• _TASK OBJECTIVE_:
Gather each line in the entries that includes the string "Lateral".

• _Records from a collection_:
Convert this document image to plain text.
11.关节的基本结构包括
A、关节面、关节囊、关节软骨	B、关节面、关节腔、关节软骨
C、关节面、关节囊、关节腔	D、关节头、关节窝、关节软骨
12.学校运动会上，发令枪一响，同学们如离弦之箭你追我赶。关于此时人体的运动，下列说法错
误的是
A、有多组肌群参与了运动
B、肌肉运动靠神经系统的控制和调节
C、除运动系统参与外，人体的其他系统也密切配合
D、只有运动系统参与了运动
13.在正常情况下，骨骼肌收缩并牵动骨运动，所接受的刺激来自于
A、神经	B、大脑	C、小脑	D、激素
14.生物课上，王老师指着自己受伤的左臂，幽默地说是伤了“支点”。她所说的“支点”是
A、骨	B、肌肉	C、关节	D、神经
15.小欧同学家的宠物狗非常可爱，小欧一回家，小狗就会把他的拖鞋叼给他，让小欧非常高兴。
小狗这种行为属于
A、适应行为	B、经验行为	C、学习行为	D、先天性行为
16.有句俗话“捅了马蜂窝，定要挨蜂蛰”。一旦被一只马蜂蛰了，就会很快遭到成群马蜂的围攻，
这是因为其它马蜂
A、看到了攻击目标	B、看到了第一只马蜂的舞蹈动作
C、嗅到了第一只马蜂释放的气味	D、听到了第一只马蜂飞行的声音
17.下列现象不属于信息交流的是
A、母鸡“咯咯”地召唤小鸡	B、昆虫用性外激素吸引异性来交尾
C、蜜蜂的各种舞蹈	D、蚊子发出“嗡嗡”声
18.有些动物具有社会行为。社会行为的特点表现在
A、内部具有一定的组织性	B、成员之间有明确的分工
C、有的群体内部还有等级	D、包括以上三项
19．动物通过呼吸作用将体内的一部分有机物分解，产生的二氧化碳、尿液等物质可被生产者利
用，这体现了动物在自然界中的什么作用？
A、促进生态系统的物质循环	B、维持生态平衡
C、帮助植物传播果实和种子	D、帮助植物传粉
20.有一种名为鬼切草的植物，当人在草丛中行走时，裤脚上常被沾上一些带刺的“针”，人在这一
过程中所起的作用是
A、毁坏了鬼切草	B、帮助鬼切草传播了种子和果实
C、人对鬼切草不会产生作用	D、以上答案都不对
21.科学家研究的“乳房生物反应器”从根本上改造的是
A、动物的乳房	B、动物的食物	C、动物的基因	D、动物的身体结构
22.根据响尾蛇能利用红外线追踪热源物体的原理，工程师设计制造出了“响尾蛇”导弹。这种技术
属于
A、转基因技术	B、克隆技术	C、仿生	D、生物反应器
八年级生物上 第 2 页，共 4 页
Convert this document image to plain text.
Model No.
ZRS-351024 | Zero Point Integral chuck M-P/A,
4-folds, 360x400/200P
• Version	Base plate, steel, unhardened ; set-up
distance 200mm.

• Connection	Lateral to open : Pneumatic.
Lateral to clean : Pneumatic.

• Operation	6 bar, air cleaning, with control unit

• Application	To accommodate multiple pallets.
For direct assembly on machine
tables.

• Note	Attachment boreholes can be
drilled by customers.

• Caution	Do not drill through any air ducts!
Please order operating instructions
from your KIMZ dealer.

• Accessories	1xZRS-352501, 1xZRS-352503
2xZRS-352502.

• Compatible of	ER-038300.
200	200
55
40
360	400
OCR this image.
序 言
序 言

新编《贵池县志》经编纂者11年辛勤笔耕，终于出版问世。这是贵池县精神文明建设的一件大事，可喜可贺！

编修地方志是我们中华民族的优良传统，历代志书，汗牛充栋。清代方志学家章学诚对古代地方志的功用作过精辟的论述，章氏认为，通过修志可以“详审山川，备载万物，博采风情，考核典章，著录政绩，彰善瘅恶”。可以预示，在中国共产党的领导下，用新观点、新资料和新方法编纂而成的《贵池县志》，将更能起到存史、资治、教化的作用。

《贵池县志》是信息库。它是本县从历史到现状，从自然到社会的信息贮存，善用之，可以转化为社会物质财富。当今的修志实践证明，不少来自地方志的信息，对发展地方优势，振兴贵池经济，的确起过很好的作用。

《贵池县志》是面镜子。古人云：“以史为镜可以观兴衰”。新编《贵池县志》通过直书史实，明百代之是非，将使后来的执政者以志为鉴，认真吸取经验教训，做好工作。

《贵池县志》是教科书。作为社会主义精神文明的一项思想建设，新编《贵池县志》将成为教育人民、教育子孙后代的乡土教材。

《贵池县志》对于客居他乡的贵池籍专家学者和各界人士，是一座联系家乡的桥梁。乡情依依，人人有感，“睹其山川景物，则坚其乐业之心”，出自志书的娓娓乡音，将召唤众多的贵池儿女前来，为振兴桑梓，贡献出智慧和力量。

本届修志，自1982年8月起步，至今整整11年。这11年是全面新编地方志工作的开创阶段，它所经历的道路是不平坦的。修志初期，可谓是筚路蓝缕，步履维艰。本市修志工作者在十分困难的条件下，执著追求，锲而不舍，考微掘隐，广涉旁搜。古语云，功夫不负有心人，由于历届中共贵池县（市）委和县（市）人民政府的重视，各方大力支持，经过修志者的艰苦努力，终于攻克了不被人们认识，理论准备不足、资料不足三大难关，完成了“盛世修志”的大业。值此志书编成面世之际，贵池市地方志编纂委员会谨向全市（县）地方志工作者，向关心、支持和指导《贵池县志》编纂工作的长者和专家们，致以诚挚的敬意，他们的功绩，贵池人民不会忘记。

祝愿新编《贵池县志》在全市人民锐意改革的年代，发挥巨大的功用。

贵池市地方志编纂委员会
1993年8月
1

• _FULL RESPONSE_:
• Connection	Lateral to open : Pneumatic.
Lateral to clean : Pneumatic.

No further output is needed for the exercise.